╔══

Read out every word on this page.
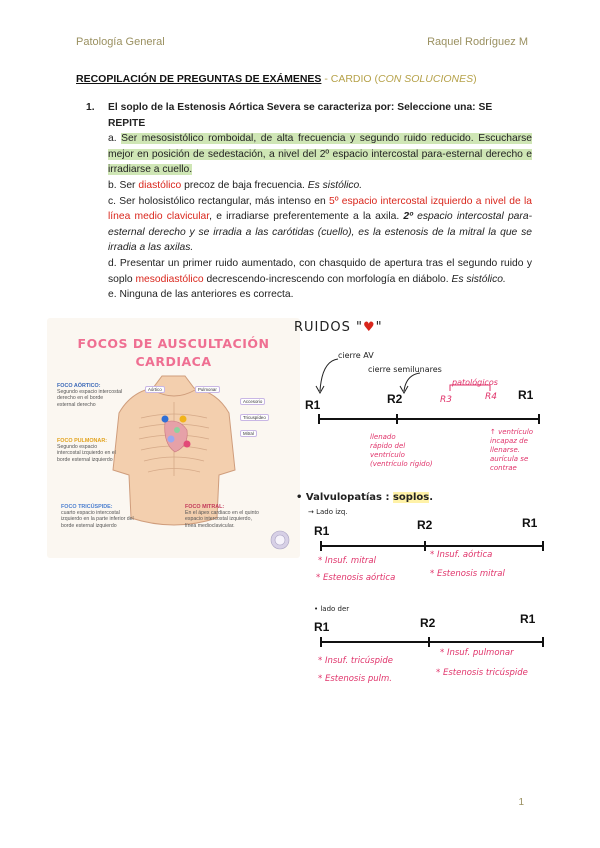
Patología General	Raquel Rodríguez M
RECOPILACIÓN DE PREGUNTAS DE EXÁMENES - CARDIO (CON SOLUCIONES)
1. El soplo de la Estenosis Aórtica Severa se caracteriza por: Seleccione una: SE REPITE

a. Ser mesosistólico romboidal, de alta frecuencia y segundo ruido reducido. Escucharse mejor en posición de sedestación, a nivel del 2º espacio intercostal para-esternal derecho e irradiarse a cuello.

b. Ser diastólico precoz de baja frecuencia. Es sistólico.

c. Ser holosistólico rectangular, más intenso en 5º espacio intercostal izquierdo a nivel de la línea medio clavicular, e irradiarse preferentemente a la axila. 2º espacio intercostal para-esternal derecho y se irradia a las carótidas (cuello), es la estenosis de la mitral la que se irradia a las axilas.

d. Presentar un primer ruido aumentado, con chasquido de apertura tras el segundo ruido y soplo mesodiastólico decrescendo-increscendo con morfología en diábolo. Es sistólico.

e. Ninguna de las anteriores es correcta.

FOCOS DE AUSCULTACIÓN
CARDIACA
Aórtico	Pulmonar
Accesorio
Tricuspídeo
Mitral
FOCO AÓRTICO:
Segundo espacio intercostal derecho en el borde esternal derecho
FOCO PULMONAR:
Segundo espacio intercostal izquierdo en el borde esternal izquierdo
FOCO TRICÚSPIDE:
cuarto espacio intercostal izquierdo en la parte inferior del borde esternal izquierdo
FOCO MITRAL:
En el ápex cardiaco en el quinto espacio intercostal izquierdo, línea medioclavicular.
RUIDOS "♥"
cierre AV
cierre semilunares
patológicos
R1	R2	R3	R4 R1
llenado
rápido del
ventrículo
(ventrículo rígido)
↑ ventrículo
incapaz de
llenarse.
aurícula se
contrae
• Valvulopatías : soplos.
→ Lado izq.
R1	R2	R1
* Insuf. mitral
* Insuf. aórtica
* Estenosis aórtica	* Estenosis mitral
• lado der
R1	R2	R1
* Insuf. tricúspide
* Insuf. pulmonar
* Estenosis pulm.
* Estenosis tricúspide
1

╚══
╔══

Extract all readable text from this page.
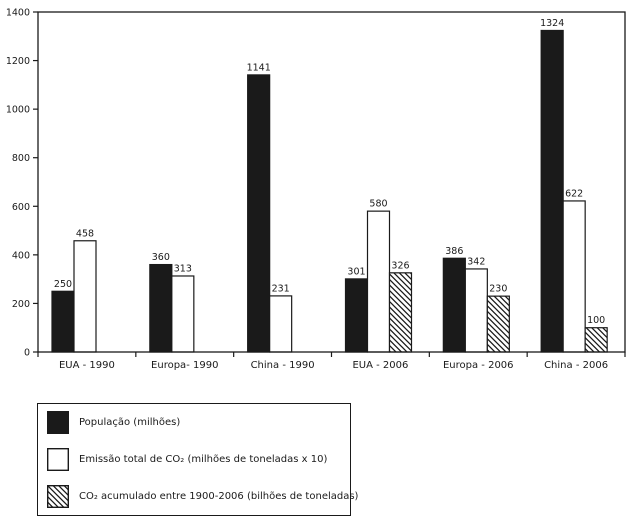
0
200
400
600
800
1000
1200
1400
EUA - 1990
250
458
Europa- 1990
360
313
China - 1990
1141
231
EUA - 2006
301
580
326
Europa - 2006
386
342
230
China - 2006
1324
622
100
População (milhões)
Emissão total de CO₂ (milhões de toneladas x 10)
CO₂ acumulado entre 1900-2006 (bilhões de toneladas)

╚══

WORK INSTRUCTIONS -> Which lines contain "línea"? Copy each of them out.

WRITTEN ANSWER ->
c. Ser holosistólico rectangular, más intenso en 5º espacio intercostal izquierdo a nivel de la línea medio clavicular, e irradiarse preferentemente a la axila. 2º espacio intercostal para-esternal derecho y se irradia a las carótidas (cuello), es la estenosis de la mitral la que se irradia a las axilas.
En el ápex cardiaco en el quinto espacio intercostal izquierdo, línea medioclavicular.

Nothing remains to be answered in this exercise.